Task to carry out.
Write out the data from the line with "caution-label: CAUTION: [97,87,184,106]" up to and including the line with "caution-line: APPLY PARKING" as a numbered list, leaving out any blank lines.

Recorded information.

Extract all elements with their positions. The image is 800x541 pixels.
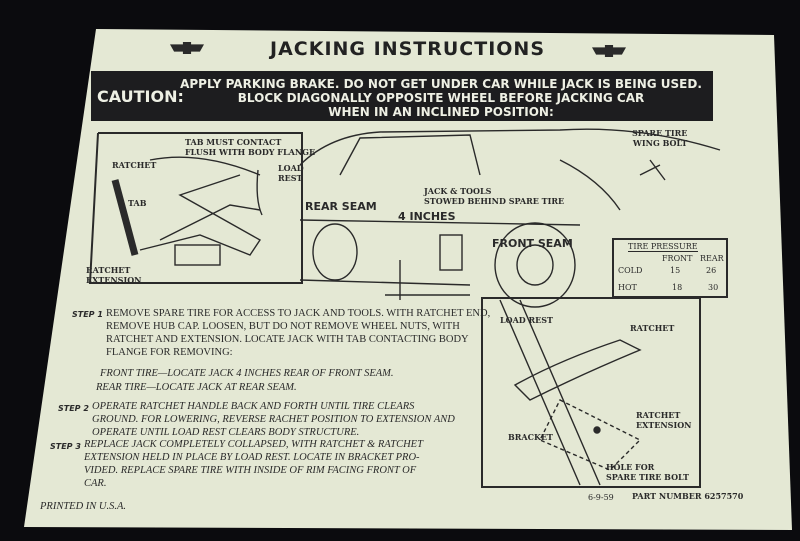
caution-label: CAUTION: [97,87,184,106]
step-2-text: OPERATE RATCHET HANDLE BACK AND FORTH UN… [92,401,455,438]
row-label: HOT [618,283,637,292]
label-front-seam: FRONT SEAM [492,237,573,250]
stowage-detail-box [481,297,701,488]
label-load-rest-2: LOAD REST [500,315,553,325]
cell-value: 15 [670,266,681,275]
cell-value: 26 [706,266,717,275]
page-title: JACKING INSTRUCTIONS [270,38,546,60]
step-3-text: REPLACE JACK COMPLETELY COLLAPSED, WITH … [84,439,423,489]
print-date: 6-9-59 [588,493,614,502]
caution-line: APPLY PARKING BRAKE. DO NOT GET UNDER CA… [180,77,702,91]
label-rear-seam: REAR SEAM [305,200,377,213]
caution-banner: CAUTION: APPLY PARKING BRAKE. DO NOT GET… [91,71,713,121]
jack-detail-box [88,132,303,284]
rear-tire-text: REAR TIRE—LOCATE JACK AT REAR SEAM. [96,382,297,393]
row-label: COLD [618,266,643,275]
tire-pressure-table: TIRE PRESSURE FRONT REAR COLD 15 26 HOT … [612,238,728,298]
label-bracket: BRACKET [508,432,553,442]
column-header: FRONT [662,254,693,263]
step-1-text: REMOVE SPARE TIRE FOR ACCESS TO JACK AND… [106,308,491,358]
step-2-label: STEP 2 [58,404,89,413]
chevrolet-logo-left [170,42,204,54]
cell-value: 30 [708,283,719,292]
chevrolet-logo-right [592,45,626,57]
tire-pressure-title: TIRE PRESSURE [628,242,698,252]
front-tire-text: FRONT TIRE—LOCATE JACK 4 INCHES REAR OF … [100,368,394,379]
label-4-inches: 4 INCHES [398,210,456,223]
caution-line: BLOCK DIAGONALLY OPPOSITE WHEEL BEFORE J… [237,91,645,105]
step-3-label: STEP 3 [50,442,81,451]
part-number: PART NUMBER 6257570 [632,491,744,501]
label-ratchet: RATCHET [112,160,157,170]
caution-line: WHEN IN AN INCLINED POSITION: [328,105,554,119]
car-drawing [299,128,721,308]
label-ratchet-2: RATCHET [630,323,675,333]
column-header: REAR [700,254,724,263]
label-tab: TAB [128,198,147,208]
cell-value: 18 [672,283,683,292]
step-1-label: STEP 1 [72,310,103,319]
printed-in-usa: PRINTED IN U.S.A. [40,501,127,512]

Exercise result.
1. caution-label: CAUTION: [97,87,184,106]
2. step-2-text: OPERATE RATCHET HANDLE BACK AND FORTH UN… [92,401,455,438]
3. row-label: HOT [618,283,637,292]
4. label-front-seam: FRONT SEAM [492,237,573,250]
5. stowage-detail-box [481,297,701,488]
6. label-load-rest-2: LOAD REST [500,315,553,325]
7. cell-value: 15 [670,266,681,275]
8. cell-value: 26 [706,266,717,275]
9. page-title: JACKING INSTRUCTIONS [270,38,546,60]
10. step-3-text: REPLACE JACK COMPLETELY COLLAPSED, WITH … [84,439,423,489]
11. print-date: 6-9-59 [588,493,614,502]
12. caution-line: APPLY PARKING BRAKE. DO NOT GET UNDER CA… [180,77,702,91]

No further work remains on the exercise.